Below are the records. List every line holding the word "write".

[Entries from a dataset]
════

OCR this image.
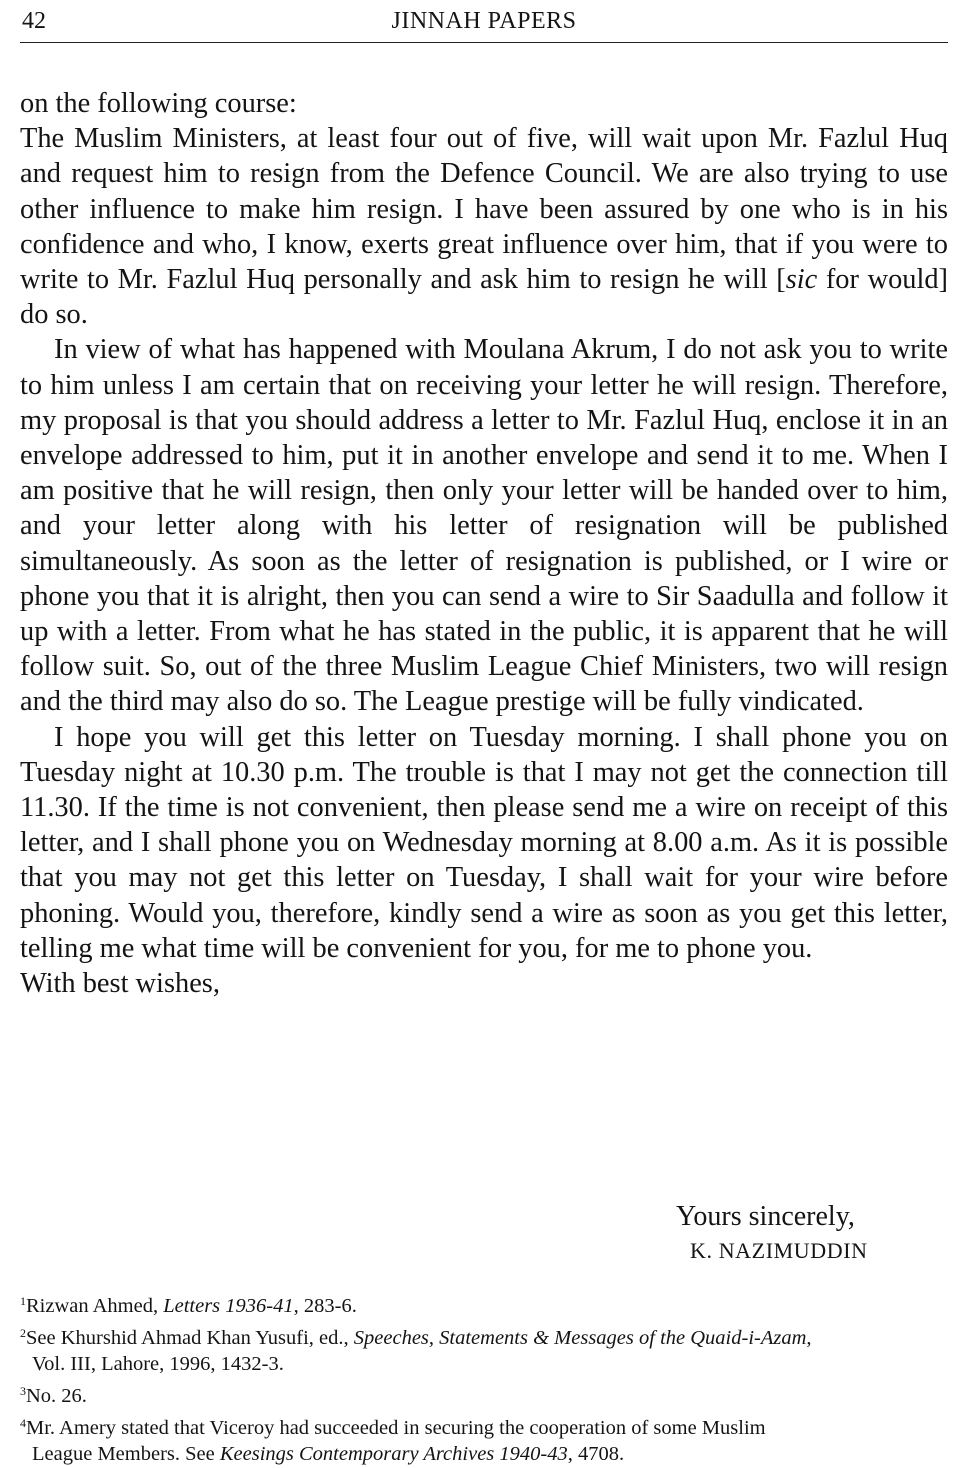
42	JINNAH PAPERS

on the following course:

The Muslim Ministers, at least four out of five, will wait upon Mr. Fazlul Huq and request him to resign from the Defence Council. We are also trying to use other influence to make him resign. I have been assured by one who is in his confidence and who, I know, exerts great influence over him, that if you were to write to Mr. Fazlul Huq personally and ask him to resign he will [sic for would] do so.

In view of what has happened with Moulana Akrum, I do not ask you to write to him unless I am certain that on receiving your letter he will resign. Therefore, my proposal is that you should address a letter to Mr. Fazlul Huq, enclose it in an envelope addressed to him, put it in another envelope and send it to me. When I am positive that he will resign, then only your letter will be handed over to him, and your letter along with his letter of resignation will be published simultaneously. As soon as the letter of resignation is published, or I wire or phone you that it is alright, then you can send a wire to Sir Saadulla and follow it up with a letter. From what he has stated in the public, it is apparent that he will follow suit. So, out of the three Muslim League Chief Ministers, two will resign and the third may also do so. The League prestige will be fully vindicated.

I hope you will get this letter on Tuesday morning. I shall phone you on Tuesday night at 10.30 p.m. The trouble is that I may not get the connection till 11.30. If the time is not convenient, then please send me a wire on receipt of this letter, and I shall phone you on Wednesday morning at 8.00 a.m. As it is possible that you may not get this letter on Tuesday, I shall wait for your wire before phoning. Would you, therefore, kindly send a wire as soon as you get this letter, telling me what time will be convenient for you, for me to phone you.

With best wishes,

Yours sincerely,
K. NAZIMUDDIN
$^1$Rizwan Ahmed, Letters 1936-41, 283-6.
$^2$See Khurshid Ahmad Khan Yusufi, ed., Speeches, Statements & Messages of the Quaid-i-Azam,
Vol. III, Lahore, 1996, 1432-3.
$^3$No. 26.
$^4$Mr. Amery stated that Viceroy had succeeded in securing the cooperation of some Muslim
League Members. See Keesings Contemporary Archives 1940-43, 4708.
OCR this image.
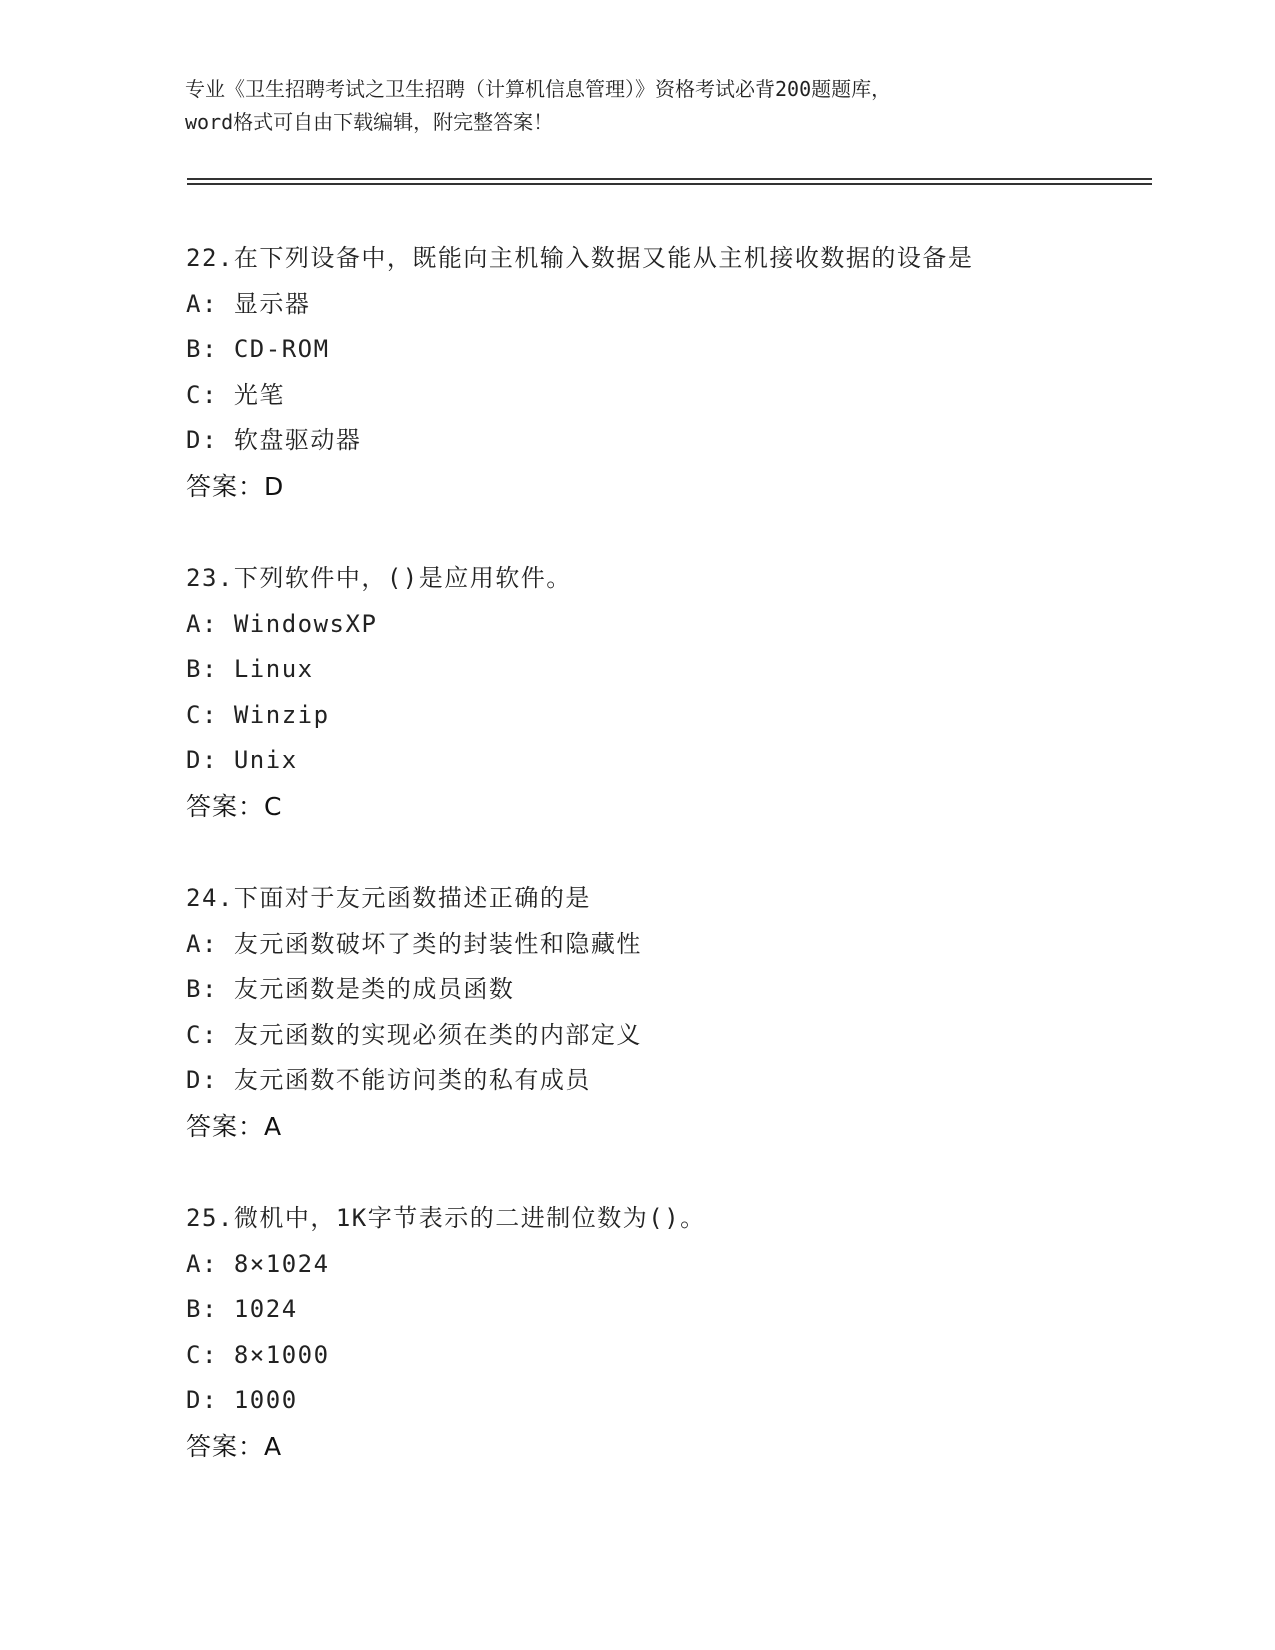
专业《卫生招聘考试之卫生招聘（计算机信息管理）》资格考试必背200题题库，
word格式可自由下载编辑，附完整答案！
22.在下列设备中，既能向主机输入数据又能从主机接收数据的设备是
A: 显示器
B: CD-ROM
C: 光笔
D: 软盘驱动器
答案：D
23.下列软件中，()是应用软件。
A: WindowsXP
B: Linux
C: Winzip
D: Unix
答案：C
24.下面对于友元函数描述正确的是
A: 友元函数破坏了类的封装性和隐藏性
B: 友元函数是类的成员函数
C: 友元函数的实现必须在类的内部定义
D: 友元函数不能访问类的私有成员
答案：A
25.微机中，1K字节表示的二进制位数为()。
A: 8×1024
B: 1024
C: 8×1000
D: 1000
答案：A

════

**SOLUTION TO THE EXERCISE**:
The Muslim Ministers, at least four out of five, will wait upon Mr. Fazlul Huq and request him to resign from the Defence Council. We are also trying to use other influence to make him resign. I have been assured by one who is in his confidence and who, I know, exerts great influence over him, that if you were to write to Mr. Fazlul Huq personally and ask him to resign he will [sic for would] do so.
In view of what has happened with Moulana Akrum, I do not ask you to write to him unless I am certain that on receiving your letter he will resign. Therefore, my proposal is that you should address a letter to Mr. Fazlul Huq, enclose it in an envelope addressed to him, put it in another envelope and send it to me. When I am positive that he will resign, then only your letter will be handed over to him, and your letter along with his letter of resignation will be published simultaneously. As soon as the letter of resignation is published, or I wire or phone you that it is alright, then you can send a wire to Sir Saadulla and follow it up with a letter. From what he has stated in the public, it is apparent that he will follow suit. So, out of the three Muslim League Chief Ministers, two will resign and the third may also do so. The League prestige will be fully vindicated.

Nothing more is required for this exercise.